Job: Report every line in the records below that contains the string "converter", matching case exactly.

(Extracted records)
- - -

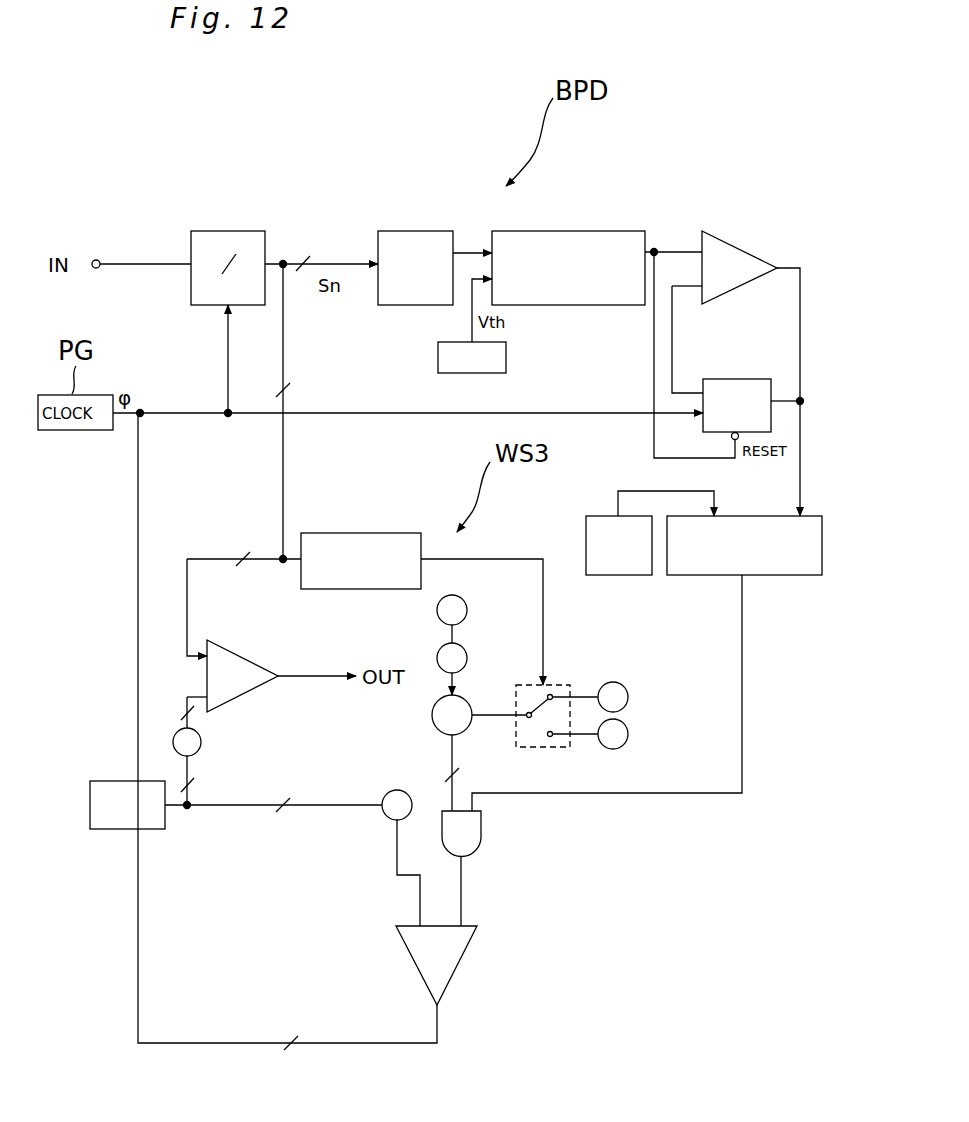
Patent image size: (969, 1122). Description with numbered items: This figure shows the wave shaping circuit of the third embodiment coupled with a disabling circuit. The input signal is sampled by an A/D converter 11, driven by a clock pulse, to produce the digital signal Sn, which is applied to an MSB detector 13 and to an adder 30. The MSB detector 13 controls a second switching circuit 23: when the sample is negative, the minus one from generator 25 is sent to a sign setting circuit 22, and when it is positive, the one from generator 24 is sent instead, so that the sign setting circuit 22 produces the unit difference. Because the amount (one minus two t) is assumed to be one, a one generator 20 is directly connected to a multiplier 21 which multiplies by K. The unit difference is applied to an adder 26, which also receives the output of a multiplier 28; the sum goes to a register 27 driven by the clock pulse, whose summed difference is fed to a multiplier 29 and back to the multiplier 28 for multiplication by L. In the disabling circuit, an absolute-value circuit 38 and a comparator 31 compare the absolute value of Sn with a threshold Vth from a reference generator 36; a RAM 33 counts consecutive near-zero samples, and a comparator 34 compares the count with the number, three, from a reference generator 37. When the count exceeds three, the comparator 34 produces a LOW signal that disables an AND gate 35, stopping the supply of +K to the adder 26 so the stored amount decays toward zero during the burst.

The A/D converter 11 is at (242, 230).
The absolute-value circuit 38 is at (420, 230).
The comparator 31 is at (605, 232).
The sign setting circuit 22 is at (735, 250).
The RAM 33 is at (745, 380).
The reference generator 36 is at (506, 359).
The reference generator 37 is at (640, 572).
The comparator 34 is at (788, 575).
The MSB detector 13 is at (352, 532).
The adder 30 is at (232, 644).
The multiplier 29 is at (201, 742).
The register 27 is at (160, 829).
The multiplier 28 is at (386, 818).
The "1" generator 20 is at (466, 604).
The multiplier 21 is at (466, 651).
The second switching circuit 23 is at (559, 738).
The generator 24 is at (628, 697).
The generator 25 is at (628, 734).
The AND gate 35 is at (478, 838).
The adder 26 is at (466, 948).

- - -

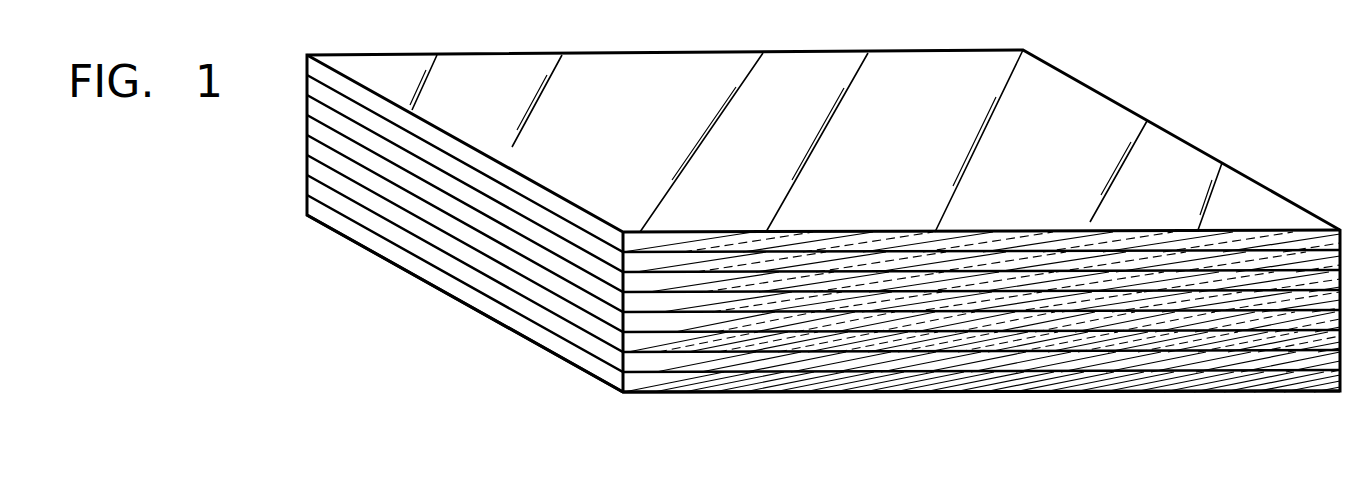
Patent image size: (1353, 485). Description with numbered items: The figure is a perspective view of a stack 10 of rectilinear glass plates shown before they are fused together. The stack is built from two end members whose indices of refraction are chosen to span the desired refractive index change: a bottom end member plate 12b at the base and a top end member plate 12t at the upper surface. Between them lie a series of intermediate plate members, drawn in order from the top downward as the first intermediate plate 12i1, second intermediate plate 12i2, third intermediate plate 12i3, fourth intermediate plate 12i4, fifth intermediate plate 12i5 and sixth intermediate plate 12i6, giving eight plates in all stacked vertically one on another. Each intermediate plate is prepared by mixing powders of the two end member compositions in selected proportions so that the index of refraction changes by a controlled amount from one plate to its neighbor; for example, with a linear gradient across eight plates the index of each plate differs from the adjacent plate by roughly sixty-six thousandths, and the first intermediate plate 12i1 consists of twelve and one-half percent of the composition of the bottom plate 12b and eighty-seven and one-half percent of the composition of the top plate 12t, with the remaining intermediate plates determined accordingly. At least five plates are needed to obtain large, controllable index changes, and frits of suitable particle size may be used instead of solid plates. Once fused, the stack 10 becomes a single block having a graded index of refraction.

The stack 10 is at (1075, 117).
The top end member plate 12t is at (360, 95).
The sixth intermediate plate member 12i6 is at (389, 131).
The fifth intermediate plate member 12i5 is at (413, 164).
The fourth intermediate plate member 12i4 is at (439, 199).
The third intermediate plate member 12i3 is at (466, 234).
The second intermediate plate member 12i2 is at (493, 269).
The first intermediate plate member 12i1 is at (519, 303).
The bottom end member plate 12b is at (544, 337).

- - -

Response:
Patent image size: (969, 1122). Description with numbered items: This figure shows the wave shaping circuit of the third embodiment coupled with a disabling circuit. The input signal is sampled by an A/D converter 11, driven by a clock pulse, to produce the digital signal Sn, which is applied to an MSB detector 13 and to an adder 30. The MSB detector 13 controls a second switching circuit 23: when the sample is negative, the minus one from generator 25 is sent to a sign setting circuit 22, and when it is positive, the one from generator 24 is sent instead, so that the sign setting circuit 22 produces the unit difference. Because the amount (one minus two t) is assumed to be one, a one generator 20 is directly connected to a multiplier 21 which multiplies by K. The unit difference is applied to an adder 26, which also receives the output of a multiplier 28; the sum goes to a register 27 driven by the clock pulse, whose summed difference is fed to a multiplier 29 and back to the multiplier 28 for multiplication by L. In the disabling circuit, an absolute-value circuit 38 and a comparator 31 compare the absolute value of Sn with a threshold Vth from a reference generator 36; a RAM 33 counts consecutive near-zero samples, and a comparator 34 compares the count with the number, three, from a reference generator 37. When the count exceeds three, the comparator 34 produces a LOW signal that disables an AND gate 35, stopping the supply of +K to the adder 26 so the stored amount decays toward zero during the burst.
The A/D converter 11 is at (242, 230).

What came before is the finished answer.